SUPPLIED MATERIAL |

## Start

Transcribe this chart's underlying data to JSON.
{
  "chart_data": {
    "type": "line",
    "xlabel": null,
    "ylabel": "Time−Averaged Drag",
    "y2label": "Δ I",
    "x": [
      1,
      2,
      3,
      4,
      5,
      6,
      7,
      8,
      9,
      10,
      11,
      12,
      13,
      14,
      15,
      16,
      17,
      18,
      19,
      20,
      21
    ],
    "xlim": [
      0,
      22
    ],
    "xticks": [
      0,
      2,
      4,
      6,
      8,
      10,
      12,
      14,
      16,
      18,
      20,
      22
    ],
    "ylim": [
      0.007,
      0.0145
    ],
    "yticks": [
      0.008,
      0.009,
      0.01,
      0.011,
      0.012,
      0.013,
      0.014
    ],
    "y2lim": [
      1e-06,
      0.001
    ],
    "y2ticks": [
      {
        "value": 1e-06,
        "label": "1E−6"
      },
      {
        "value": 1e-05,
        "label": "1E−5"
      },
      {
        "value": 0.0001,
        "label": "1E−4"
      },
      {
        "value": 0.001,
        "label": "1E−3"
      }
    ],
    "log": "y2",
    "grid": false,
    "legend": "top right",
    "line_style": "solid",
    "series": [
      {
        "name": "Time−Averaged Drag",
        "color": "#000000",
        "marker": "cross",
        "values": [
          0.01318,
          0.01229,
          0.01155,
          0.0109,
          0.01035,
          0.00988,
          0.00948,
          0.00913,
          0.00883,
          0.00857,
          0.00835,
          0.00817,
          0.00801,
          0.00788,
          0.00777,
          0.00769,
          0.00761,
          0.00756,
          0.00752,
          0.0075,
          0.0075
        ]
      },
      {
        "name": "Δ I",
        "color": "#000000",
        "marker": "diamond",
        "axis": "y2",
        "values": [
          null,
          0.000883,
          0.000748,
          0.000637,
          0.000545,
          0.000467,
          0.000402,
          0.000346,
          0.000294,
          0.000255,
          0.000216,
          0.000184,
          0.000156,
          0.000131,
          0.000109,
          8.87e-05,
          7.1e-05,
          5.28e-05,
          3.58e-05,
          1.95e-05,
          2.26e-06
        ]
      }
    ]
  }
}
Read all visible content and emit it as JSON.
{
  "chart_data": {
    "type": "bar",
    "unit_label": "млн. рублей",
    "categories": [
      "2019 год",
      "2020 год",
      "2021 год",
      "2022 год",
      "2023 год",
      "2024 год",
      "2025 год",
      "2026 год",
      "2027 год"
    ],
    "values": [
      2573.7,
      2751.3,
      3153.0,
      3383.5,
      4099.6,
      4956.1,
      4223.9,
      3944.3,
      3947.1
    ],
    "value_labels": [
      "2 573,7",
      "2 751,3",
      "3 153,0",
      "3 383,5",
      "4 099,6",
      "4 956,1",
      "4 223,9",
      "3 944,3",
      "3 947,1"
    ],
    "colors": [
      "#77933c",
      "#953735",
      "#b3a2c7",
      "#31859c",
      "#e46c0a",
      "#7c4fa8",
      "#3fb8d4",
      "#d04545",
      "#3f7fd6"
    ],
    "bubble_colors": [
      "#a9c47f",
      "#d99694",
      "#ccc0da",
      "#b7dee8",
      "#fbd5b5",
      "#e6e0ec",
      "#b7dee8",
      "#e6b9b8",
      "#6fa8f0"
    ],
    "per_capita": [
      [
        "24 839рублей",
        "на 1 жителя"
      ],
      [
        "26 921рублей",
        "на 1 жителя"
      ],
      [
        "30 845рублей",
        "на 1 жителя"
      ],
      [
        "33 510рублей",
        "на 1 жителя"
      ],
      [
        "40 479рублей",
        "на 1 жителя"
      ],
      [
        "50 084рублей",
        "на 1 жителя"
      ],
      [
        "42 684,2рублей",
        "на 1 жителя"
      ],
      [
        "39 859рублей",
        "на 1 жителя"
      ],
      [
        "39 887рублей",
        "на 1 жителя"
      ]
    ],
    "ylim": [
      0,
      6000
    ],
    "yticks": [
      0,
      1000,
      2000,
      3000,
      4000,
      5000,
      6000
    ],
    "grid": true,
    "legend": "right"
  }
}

## End

PROMPT | Each line holding "JSON" must be found and copied.

COMPLETED TASK |
Transcribe this chart's underlying data to JSON.
Read all visible content and emit it as JSON.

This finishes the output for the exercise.